Material provided:

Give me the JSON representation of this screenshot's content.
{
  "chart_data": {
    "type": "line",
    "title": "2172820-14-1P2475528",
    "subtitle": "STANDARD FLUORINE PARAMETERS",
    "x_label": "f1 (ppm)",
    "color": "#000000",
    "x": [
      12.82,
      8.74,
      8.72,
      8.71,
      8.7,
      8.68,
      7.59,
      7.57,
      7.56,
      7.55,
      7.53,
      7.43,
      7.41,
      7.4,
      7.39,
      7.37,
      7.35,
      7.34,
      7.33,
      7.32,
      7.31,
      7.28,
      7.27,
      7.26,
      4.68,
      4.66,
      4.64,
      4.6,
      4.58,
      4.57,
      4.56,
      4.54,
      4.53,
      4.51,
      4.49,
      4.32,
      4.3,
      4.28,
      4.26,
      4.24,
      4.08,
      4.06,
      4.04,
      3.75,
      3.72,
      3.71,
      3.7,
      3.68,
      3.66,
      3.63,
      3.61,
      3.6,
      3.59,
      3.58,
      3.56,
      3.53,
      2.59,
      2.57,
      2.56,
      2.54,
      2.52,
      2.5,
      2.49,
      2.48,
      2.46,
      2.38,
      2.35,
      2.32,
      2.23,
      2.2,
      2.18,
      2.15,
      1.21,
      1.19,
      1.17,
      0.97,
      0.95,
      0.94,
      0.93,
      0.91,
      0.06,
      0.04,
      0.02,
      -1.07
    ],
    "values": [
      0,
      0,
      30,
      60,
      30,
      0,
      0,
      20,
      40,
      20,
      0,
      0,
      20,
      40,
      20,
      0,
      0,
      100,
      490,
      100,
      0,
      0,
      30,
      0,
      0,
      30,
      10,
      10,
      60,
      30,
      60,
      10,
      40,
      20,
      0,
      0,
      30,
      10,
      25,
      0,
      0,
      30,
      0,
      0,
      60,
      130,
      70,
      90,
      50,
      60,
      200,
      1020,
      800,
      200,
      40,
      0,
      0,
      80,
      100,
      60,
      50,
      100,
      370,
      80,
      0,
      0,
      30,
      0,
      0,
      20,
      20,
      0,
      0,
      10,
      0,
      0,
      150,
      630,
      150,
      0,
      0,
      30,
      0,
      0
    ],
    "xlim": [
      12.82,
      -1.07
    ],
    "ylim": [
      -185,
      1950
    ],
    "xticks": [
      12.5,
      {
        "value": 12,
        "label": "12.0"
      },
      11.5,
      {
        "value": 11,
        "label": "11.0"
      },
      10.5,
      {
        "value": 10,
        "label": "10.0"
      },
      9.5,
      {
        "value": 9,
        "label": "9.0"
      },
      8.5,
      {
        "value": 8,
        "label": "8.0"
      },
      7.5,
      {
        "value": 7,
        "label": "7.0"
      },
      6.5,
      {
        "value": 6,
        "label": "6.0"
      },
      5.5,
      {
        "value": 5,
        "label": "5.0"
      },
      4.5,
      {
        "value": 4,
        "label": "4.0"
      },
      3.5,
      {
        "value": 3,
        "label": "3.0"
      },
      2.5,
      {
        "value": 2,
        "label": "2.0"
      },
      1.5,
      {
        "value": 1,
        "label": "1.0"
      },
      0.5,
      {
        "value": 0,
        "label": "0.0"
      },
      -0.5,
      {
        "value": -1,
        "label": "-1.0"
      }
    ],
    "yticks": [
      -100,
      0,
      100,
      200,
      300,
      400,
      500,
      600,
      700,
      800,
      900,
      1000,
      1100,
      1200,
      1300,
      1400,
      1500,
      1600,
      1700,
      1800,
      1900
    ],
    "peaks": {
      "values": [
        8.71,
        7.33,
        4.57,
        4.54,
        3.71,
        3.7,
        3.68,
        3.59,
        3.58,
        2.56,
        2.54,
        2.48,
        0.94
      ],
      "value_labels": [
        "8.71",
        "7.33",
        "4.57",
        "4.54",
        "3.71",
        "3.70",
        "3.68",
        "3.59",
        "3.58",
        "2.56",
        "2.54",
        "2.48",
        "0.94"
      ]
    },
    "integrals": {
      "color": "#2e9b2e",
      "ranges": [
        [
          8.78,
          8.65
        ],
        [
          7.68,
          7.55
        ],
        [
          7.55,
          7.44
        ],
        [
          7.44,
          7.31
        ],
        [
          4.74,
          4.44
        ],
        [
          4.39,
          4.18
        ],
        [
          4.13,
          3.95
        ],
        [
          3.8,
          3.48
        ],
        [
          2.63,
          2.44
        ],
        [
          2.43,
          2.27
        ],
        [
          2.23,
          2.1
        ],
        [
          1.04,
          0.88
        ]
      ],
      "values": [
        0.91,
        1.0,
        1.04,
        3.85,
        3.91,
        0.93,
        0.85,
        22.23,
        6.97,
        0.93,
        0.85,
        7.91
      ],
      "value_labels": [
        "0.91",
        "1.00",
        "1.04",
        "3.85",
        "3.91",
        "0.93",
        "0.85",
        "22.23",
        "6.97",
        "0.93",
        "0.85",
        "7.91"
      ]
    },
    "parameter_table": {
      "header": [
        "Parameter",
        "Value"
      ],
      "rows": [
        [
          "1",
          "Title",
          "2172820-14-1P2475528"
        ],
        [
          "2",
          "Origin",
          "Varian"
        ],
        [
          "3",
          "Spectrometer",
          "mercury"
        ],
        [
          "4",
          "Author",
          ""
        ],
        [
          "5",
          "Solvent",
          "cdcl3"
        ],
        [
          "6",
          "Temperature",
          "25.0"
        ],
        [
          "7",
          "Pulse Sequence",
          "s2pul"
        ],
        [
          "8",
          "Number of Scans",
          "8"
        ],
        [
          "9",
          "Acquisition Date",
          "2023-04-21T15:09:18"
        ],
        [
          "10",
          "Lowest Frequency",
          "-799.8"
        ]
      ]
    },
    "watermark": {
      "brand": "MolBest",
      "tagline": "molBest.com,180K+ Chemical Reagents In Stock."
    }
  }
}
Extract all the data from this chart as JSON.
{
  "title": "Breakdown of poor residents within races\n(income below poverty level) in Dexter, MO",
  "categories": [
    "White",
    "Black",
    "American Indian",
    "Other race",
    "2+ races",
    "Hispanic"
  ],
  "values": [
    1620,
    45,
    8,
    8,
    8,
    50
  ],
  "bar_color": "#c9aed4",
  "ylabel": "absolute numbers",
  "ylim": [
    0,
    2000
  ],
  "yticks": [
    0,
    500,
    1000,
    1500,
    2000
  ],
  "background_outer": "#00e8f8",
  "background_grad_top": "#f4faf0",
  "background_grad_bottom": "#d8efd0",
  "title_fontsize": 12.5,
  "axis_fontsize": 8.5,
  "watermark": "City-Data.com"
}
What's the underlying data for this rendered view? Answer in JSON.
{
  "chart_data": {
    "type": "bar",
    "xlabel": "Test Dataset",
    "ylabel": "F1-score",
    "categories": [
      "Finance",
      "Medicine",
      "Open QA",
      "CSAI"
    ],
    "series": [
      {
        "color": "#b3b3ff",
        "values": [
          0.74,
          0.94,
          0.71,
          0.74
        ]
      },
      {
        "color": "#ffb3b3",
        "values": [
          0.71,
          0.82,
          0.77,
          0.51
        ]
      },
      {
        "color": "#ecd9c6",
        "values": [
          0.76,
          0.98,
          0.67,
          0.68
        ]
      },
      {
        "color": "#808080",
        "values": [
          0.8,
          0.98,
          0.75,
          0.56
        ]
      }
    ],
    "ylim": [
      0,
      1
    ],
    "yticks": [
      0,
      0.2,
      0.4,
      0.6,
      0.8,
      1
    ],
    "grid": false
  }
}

Given instruction:
Every record shown above should be written out again exactly.

Output of the task:
Give me the JSON representation of this screenshot's content.
{
  "chart_data": {
    "type": "line",
    "title": "2172820-14-1P2475528",
    "subtitle": "STANDARD FLUORINE PARAMETERS",
    "x_label": "f1 (ppm)",
    "color": "#000000",
    "x": [
      12.82,
      8.74,
      8.72,
      8.71,
      8.7,
      8.68,
      7.59,
      7.57,
      7.56,
      7.55,
      7.53,
      7.43,
      7.41,
      7.4,
      7.39,
      7.37,
      7.35,
      7.34,
      7.33,
      7.32,
      7.31,
      7.28,
      7.27,
      7.26,
      4.68,
      4.66,
      4.64,
      4.6,
      4.58,
      4.57,
      4.56,
      4.54,
      4.53,
      4.51,
      4.49,
      4.32,
      4.3,
      4.28,
      4.26,
      4.24,
      4.08,
      4.06,
      4.04,
      3.75,
      3.72,
      3.71,
      3.7,
      3.68,
      3.66,
      3.63,
      3.61,
      3.6,
      3.59,
      3.58,
      3.56,
      3.53,
      2.59,
      2.57,
      2.56,
      2.54,
      2.52,
      2.5,
      2.49,
      2.48,
      2.46,
      2.38,
      2.35,
      2.32,
      2.23,
      2.2,
      2.18,
      2.15,
      1.21,
      1.19,
      1.17,
      0.97,
      0.95,
      0.94,
      0.93,
      0.91,
      0.06,
      0.04,
      0.02,
      -1.07
    ],
    "values": [
      0,
      0,
      30,
      60,
      30,
      0,
      0,
      20,
      40,
      20,
      0,
      0,
      20,
      40,
      20,
      0,
      0,
      100,
      490,
      100,
      0,
      0,
      30,
      0,
      0,
      30,
      10,
      10,
      60,
      30,
      60,
      10,
      40,
      20,
      0,
      0,
      30,
      10,
      25,
      0,
      0,
      30,
      0,
      0,
      60,
      130,
      70,
      90,
      50,
      60,
      200,
      1020,
      800,
      200,
      40,
      0,
      0,
      80,
      100,
      60,
      50,
      100,
      370,
      80,
      0,
      0,
      30,
      0,
      0,
      20,
      20,
      0,
      0,
      10,
      0,
      0,
      150,
      630,
      150,
      0,
      0,
      30,
      0,
      0
    ],
    "xlim": [
      12.82,
      -1.07
    ],
    "ylim": [
      -185,
      1950
    ],
    "xticks": [
      12.5,
      {
        "value": 12,
        "label": "12.0"
      },
      11.5,
      {
        "value": 11,
        "label": "11.0"
      },
      10.5,
      {
        "value": 10,
        "label": "10.0"
      },
      9.5,
      {
        "value": 9,
        "label": "9.0"
      },
      8.5,
      {
        "value": 8,
        "label": "8.0"
      },
      7.5,
      {
        "value": 7,
        "label": "7.0"
      },
      6.5,
      {
        "value": 6,
        "label": "6.0"
      },
      5.5,
      {
        "value": 5,
        "label": "5.0"
      },
      4.5,
      {
        "value": 4,
        "label": "4.0"
      },
      3.5,
      {
        "value": 3,
        "label": "3.0"
      },
      2.5,
      {
        "value": 2,
        "label": "2.0"
      },
      1.5,
      {
        "value": 1,
        "label": "1.0"
      },
      0.5,
      {
        "value": 0,
        "label": "0.0"
      },
      -0.5,
      {
        "value": -1,
        "label": "-1.0"
      }
    ],
    "yticks": [
      -100,
      0,
      100,
      200,
      300,
      400,
      500,
      600,
      700,
      800,
      900,
      1000,
      1100,
      1200,
      1300,
      1400,
      1500,
      1600,
      1700,
      1800,
      1900
    ],
    "peaks": {
      "values": [
        8.71,
        7.33,
        4.57,
        4.54,
        3.71,
        3.7,
        3.68,
        3.59,
        3.58,
        2.56,
        2.54,
        2.48,
        0.94
      ],
      "value_labels": [
        "8.71",
        "7.33",
        "4.57",
        "4.54",
        "3.71",
        "3.70",
        "3.68",
        "3.59",
        "3.58",
        "2.56",
        "2.54",
        "2.48",
        "0.94"
      ]
    },
    "integrals": {
      "color": "#2e9b2e",
      "ranges": [
        [
          8.78,
          8.65
        ],
        [
          7.68,
          7.55
        ],
        [
          7.55,
          7.44
        ],
        [
          7.44,
          7.31
        ],
        [
          4.74,
          4.44
        ],
        [
          4.39,
          4.18
        ],
        [
          4.13,
          3.95
        ],
        [
          3.8,
          3.48
        ],
        [
          2.63,
          2.44
        ],
        [
          2.43,
          2.27
        ],
        [
          2.23,
          2.1
        ],
        [
          1.04,
          0.88
        ]
      ],
      "values": [
        0.91,
        1.0,
        1.04,
        3.85,
        3.91,
        0.93,
        0.85,
        22.23,
        6.97,
        0.93,
        0.85,
        7.91
      ],
      "value_labels": [
        "0.91",
        "1.00",
        "1.04",
        "3.85",
        "3.91",
        "0.93",
        "0.85",
        "22.23",
        "6.97",
        "0.93",
        "0.85",
        "7.91"
      ]
    },
    "parameter_table": {
      "header": [
        "Parameter",
        "Value"
      ],
      "rows": [
        [
          "1",
          "Title",
          "2172820-14-1P2475528"
        ],
        [
          "2",
          "Origin",
          "Varian"
        ],
        [
          "3",
          "Spectrometer",
          "mercury"
        ],
        [
          "4",
          "Author",
          ""
        ],
        [
          "5",
          "Solvent",
          "cdcl3"
        ],
        [
          "6",
          "Temperature",
          "25.0"
        ],
        [
          "7",
          "Pulse Sequence",
          "s2pul"
        ],
        [
          "8",
          "Number of Scans",
          "8"
        ],
        [
          "9",
          "Acquisition Date",
          "2023-04-21T15:09:18"
        ],
        [
          "10",
          "Lowest Frequency",
          "-799.8"
        ]
      ]
    },
    "watermark": {
      "brand": "MolBest",
      "tagline": "molBest.com,180K+ Chemical Reagents In Stock."
    }
  }
}
Extract all the data from this chart as JSON.
{
  "title": "Breakdown of poor residents within races\n(income below poverty level) in Dexter, MO",
  "categories": [
    "White",
    "Black",
    "American Indian",
    "Other race",
    "2+ races",
    "Hispanic"
  ],
  "values": [
    1620,
    45,
    8,
    8,
    8,
    50
  ],
  "bar_color": "#c9aed4",
  "ylabel": "absolute numbers",
  "ylim": [
    0,
    2000
  ],
  "yticks": [
    0,
    500,
    1000,
    1500,
    2000
  ],
  "background_outer": "#00e8f8",
  "background_grad_top": "#f4faf0",
  "background_grad_bottom": "#d8efd0",
  "title_fontsize": 12.5,
  "axis_fontsize": 8.5,
  "watermark": "City-Data.com"
}
What's the underlying data for this rendered view? Answer in JSON.
{
  "chart_data": {
    "type": "bar",
    "xlabel": "Test Dataset",
    "ylabel": "F1-score",
    "categories": [
      "Finance",
      "Medicine",
      "Open QA",
      "CSAI"
    ],
    "series": [
      {
        "color": "#b3b3ff",
        "values": [
          0.74,
          0.94,
          0.71,
          0.74
        ]
      },
      {
        "color": "#ffb3b3",
        "values": [
          0.71,
          0.82,
          0.77,
          0.51
        ]
      },
      {
        "color": "#ecd9c6",
        "values": [
          0.76,
          0.98,
          0.67,
          0.68
        ]
      },
      {
        "color": "#808080",
        "values": [
          0.8,
          0.98,
          0.75,
          0.56
        ]
      }
    ],
    "ylim": [
      0,
      1
    ],
    "yticks": [
      0,
      0.2,
      0.4,
      0.6,
      0.8,
      1
    ],
    "grid": false
  }
}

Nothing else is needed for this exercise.